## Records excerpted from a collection
• • • • • • •
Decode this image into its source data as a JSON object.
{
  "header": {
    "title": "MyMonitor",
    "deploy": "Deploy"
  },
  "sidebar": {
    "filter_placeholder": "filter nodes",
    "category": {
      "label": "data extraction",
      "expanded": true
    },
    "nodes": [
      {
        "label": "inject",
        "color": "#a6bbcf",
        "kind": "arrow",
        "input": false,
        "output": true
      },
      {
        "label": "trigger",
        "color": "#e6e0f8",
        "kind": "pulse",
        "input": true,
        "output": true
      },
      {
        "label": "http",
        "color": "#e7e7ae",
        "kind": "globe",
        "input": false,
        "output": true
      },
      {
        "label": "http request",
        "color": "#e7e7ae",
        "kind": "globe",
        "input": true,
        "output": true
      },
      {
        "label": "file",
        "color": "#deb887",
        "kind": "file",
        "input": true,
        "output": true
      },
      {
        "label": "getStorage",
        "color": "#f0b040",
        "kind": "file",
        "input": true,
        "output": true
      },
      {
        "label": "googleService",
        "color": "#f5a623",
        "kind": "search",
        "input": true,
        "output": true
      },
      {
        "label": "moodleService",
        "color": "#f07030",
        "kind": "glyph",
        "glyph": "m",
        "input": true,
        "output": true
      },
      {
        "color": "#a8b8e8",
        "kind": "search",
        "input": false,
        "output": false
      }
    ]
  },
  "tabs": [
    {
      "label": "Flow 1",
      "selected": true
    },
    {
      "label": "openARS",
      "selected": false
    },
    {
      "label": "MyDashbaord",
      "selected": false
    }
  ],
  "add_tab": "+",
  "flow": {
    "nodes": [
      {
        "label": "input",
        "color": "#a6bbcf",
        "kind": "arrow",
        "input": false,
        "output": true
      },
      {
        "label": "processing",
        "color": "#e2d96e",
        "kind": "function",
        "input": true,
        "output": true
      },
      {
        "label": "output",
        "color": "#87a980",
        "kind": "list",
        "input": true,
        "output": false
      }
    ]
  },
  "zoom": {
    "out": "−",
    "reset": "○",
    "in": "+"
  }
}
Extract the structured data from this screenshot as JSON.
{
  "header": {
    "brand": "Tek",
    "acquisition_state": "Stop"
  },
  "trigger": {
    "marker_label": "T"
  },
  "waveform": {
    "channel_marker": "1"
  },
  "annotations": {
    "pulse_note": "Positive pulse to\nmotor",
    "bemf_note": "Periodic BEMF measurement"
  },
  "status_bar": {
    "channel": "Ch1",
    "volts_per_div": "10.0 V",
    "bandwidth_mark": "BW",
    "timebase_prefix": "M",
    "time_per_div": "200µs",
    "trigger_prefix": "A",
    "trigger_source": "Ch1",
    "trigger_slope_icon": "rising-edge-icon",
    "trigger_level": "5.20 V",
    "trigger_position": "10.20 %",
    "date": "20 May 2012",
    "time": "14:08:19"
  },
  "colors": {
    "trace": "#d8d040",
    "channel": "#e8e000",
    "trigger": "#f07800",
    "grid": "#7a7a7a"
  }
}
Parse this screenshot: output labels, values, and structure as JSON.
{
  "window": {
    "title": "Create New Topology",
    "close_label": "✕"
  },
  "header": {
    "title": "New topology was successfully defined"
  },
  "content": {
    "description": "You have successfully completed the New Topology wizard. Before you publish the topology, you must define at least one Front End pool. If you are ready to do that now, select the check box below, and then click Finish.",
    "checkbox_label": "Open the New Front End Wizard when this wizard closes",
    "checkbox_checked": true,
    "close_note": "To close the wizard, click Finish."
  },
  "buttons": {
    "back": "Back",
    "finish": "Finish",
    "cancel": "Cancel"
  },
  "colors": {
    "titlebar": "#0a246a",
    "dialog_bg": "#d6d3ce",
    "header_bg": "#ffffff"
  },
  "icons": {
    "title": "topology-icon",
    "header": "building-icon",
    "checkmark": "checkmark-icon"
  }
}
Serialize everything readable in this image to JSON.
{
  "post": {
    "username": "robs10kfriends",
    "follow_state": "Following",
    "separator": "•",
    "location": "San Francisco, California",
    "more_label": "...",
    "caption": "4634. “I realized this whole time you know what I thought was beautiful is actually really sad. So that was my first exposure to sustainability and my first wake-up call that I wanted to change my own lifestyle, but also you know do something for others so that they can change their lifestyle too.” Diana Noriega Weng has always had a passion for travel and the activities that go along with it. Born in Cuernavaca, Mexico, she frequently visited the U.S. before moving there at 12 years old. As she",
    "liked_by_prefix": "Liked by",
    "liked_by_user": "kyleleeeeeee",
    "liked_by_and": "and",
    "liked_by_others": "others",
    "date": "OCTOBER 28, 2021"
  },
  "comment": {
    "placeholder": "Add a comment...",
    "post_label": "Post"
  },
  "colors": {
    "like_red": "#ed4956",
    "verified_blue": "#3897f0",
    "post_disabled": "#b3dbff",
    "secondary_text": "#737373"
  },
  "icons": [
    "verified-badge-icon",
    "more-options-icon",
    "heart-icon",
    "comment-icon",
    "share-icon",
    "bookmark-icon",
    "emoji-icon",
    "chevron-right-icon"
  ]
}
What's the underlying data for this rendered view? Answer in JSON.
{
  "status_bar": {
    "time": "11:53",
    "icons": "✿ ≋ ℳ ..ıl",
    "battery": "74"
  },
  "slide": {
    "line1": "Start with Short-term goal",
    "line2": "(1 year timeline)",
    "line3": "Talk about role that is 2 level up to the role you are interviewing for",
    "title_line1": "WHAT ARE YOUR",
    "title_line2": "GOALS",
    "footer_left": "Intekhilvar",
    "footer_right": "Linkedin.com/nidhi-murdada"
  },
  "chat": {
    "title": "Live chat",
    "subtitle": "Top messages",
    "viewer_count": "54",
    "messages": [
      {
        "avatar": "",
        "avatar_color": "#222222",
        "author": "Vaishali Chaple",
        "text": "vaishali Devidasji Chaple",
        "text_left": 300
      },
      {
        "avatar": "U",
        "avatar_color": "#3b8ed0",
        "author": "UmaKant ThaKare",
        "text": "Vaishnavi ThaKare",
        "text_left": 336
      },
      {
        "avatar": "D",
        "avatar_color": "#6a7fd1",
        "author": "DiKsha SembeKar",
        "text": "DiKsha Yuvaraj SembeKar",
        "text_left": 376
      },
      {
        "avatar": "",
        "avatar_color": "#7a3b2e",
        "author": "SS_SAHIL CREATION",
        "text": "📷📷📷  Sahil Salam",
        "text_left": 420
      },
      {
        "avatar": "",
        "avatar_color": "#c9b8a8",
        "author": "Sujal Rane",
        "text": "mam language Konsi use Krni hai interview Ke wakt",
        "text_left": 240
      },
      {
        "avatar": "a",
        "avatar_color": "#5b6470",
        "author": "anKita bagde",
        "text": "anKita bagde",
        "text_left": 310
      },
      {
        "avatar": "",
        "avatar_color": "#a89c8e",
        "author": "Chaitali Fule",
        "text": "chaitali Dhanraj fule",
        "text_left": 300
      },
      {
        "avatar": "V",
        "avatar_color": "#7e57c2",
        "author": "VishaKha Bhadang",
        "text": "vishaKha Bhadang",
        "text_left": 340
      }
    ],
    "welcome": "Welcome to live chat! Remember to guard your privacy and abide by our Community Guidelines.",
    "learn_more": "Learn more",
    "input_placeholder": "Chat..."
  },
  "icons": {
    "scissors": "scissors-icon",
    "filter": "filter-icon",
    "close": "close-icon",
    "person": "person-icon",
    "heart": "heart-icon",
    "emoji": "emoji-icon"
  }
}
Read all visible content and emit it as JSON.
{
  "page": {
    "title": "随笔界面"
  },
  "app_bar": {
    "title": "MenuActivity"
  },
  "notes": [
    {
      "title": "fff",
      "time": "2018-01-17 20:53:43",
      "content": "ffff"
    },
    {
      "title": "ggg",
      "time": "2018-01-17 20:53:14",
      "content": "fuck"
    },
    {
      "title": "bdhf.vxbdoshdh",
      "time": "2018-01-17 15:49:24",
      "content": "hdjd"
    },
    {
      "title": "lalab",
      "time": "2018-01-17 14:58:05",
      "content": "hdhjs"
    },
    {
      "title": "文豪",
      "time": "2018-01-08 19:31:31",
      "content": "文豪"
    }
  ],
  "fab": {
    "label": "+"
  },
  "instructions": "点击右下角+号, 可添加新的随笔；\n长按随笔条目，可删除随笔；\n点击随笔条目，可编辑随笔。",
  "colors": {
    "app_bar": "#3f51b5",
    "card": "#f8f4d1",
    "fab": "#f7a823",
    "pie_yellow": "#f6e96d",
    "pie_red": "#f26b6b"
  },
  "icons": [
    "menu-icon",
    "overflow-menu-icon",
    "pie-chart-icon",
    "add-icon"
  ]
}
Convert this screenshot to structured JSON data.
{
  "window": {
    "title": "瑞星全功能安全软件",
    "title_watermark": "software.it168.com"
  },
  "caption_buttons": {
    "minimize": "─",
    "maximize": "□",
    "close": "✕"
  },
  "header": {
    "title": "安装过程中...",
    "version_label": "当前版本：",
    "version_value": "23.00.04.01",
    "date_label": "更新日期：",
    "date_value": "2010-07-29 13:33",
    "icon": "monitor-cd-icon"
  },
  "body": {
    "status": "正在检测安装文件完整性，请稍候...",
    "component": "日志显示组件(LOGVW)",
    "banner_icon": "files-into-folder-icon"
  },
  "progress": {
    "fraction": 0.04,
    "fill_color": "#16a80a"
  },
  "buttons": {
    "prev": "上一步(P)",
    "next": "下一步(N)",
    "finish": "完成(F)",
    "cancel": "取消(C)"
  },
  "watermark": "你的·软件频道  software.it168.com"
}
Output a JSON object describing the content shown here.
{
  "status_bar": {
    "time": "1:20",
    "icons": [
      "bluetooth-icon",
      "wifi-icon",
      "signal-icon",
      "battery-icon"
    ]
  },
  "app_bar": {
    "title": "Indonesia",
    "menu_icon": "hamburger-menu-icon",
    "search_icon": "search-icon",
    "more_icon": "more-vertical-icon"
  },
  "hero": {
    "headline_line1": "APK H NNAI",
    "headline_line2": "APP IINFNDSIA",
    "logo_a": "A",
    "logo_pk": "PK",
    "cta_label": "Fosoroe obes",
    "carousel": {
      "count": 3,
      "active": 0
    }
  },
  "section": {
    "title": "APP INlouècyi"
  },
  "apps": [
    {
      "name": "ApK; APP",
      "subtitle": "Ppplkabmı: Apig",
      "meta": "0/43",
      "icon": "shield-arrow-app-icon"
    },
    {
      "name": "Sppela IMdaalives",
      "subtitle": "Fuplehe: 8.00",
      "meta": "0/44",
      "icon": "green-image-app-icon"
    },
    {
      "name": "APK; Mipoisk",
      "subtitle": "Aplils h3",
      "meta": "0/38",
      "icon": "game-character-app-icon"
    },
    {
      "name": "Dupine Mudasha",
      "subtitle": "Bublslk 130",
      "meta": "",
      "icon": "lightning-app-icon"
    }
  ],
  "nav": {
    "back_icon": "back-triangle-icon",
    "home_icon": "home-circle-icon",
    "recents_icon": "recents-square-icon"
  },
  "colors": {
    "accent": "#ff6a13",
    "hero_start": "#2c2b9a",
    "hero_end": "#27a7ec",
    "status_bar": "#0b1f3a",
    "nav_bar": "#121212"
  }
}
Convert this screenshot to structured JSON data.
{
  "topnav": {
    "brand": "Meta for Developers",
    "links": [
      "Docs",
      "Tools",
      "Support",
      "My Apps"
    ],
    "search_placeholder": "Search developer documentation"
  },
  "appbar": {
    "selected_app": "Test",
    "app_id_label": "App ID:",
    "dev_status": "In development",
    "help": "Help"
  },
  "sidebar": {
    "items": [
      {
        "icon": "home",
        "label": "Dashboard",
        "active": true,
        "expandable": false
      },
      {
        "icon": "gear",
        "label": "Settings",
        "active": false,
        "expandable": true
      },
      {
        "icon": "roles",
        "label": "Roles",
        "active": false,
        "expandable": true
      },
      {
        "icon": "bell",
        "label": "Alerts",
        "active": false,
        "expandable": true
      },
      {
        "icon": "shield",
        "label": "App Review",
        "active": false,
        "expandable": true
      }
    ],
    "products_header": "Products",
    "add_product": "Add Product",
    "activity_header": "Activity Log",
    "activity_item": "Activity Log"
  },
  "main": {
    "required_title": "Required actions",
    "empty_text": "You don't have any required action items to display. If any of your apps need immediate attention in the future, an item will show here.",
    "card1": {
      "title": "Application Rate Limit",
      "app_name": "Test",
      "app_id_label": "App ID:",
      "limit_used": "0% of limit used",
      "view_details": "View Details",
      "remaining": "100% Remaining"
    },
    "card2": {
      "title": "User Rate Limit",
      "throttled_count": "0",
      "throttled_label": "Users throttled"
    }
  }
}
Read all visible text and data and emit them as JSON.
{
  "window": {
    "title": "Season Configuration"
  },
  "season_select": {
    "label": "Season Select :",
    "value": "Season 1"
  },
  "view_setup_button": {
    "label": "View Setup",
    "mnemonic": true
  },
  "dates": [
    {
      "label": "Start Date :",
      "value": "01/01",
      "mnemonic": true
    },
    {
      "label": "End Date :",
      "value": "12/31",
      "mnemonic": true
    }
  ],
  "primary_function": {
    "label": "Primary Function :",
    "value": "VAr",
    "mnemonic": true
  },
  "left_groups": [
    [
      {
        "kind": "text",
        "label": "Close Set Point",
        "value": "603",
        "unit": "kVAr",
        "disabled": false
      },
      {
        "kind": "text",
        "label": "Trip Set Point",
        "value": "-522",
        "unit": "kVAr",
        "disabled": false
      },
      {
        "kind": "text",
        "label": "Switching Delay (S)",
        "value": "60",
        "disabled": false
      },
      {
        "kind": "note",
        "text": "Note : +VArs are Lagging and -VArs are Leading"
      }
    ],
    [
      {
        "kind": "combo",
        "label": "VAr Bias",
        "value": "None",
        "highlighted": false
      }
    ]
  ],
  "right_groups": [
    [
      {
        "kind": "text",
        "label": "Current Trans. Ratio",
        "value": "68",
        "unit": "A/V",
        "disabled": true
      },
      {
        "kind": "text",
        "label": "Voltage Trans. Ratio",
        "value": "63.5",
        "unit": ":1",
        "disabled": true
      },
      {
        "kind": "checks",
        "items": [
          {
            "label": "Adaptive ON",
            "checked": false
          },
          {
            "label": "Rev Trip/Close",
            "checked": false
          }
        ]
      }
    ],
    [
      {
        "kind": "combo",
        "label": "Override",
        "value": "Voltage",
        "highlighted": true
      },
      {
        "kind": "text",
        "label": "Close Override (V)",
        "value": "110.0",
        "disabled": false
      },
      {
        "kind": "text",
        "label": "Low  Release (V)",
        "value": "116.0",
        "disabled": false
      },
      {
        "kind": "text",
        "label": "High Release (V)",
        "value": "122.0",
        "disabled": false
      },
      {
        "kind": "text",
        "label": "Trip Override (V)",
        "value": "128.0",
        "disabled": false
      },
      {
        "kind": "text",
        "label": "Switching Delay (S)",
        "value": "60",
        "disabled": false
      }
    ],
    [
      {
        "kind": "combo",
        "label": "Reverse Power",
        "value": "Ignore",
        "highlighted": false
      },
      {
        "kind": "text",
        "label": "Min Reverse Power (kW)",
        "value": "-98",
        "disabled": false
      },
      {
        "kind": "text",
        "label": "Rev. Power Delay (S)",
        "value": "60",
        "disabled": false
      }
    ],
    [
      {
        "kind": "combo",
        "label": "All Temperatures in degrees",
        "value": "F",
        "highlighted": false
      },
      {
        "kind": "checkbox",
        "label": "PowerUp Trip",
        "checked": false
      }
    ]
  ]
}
• • • • • • •
## PROBLEM TO SOLVE
Copy out every line in the listing where the word "data" appears.

## REPLY
Decode this image into its source data as a JSON object.
      "label": "data extraction",
Extract the structured data from this screenshot as JSON.
What's the underlying data for this rendered view? Answer in JSON.
Convert this screenshot to structured JSON data.
Convert this screenshot to structured JSON data.
Read all visible text and data and emit them as JSON.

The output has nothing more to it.